### Work to complete
From the entries below, gather each line containing the word "resize".

### Supplied records
+-------+

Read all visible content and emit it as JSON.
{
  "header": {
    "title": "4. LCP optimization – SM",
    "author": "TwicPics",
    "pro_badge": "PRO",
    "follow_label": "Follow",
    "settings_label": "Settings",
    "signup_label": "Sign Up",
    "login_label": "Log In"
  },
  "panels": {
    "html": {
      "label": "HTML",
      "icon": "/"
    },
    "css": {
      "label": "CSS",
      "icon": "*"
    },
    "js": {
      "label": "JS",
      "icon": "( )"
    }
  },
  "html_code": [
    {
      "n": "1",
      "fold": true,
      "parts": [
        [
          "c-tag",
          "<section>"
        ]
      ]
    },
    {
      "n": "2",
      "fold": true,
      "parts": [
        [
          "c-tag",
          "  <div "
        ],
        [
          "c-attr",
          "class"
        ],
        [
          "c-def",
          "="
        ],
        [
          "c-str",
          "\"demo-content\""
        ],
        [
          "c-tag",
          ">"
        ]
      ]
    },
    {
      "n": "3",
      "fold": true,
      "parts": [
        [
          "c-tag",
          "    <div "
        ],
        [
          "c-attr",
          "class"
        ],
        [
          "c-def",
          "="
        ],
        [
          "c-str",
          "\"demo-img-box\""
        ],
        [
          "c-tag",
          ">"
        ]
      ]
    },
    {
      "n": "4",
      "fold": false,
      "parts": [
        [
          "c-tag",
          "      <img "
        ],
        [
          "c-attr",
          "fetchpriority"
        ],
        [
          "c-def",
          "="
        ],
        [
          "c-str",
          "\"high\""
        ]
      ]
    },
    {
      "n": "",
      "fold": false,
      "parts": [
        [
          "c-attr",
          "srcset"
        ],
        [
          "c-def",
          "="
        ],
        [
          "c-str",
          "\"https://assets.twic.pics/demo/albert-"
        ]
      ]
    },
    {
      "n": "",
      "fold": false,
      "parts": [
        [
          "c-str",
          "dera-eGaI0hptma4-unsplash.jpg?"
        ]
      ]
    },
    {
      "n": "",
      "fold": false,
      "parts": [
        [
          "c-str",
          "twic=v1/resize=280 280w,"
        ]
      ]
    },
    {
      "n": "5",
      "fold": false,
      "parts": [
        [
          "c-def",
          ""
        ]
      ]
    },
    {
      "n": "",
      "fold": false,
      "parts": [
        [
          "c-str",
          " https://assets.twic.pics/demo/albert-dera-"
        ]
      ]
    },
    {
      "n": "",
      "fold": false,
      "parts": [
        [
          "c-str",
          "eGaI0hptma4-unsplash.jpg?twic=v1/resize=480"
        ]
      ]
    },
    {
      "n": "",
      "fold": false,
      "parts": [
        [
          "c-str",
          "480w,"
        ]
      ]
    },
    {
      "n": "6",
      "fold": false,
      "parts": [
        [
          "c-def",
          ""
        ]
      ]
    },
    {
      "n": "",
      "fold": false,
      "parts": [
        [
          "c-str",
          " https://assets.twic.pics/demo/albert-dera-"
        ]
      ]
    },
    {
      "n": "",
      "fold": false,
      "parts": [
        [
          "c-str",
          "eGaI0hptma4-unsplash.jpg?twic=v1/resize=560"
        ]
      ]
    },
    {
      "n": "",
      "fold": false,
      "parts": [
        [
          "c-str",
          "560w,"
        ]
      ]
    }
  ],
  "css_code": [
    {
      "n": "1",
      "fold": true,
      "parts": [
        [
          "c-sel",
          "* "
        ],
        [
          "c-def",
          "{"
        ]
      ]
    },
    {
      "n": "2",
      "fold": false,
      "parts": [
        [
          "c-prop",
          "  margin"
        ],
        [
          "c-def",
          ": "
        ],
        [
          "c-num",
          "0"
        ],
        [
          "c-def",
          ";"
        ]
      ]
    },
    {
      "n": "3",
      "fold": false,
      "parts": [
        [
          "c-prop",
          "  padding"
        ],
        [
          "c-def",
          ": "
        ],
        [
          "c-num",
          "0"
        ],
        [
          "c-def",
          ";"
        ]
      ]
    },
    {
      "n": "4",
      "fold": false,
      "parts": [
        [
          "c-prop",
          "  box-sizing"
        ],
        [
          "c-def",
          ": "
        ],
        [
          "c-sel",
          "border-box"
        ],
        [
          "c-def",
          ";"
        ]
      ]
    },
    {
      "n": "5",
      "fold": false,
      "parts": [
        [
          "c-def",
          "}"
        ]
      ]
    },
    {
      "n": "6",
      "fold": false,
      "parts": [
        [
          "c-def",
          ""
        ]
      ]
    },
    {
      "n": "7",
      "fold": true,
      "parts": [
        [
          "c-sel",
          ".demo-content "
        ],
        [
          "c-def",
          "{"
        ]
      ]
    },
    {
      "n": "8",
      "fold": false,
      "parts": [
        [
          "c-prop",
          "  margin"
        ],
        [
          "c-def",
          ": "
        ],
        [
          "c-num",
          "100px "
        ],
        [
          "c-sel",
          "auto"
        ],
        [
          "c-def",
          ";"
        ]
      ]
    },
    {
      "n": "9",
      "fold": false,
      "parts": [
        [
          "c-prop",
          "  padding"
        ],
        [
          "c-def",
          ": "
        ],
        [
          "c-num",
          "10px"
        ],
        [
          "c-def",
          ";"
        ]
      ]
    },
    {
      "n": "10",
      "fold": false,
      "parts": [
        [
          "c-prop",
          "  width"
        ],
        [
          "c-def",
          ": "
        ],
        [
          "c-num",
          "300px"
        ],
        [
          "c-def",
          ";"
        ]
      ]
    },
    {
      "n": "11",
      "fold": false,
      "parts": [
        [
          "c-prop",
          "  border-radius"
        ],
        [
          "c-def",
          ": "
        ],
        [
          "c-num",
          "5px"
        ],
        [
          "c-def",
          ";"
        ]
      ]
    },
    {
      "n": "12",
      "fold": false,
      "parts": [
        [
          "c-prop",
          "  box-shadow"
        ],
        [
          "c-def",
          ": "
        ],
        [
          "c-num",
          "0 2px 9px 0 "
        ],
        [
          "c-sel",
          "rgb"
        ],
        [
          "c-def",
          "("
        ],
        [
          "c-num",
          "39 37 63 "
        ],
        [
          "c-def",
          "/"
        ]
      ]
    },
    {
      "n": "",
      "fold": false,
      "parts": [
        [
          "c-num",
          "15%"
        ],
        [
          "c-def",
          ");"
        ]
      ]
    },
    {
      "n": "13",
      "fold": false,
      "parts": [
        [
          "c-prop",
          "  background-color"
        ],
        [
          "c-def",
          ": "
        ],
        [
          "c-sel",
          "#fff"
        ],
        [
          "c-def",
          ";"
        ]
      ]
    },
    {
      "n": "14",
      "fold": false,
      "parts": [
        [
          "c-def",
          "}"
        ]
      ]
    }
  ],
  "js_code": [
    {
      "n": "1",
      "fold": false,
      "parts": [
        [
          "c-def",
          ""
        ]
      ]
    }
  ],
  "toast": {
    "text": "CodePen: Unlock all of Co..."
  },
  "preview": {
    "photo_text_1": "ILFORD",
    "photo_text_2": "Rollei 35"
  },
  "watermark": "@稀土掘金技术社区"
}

+-------+

### Worked answer
          "twic=v1/resize=280 280w,"
          "eGaI0hptma4-unsplash.jpg?twic=v1/resize=480"
          "eGaI0hptma4-unsplash.jpg?twic=v1/resize=560"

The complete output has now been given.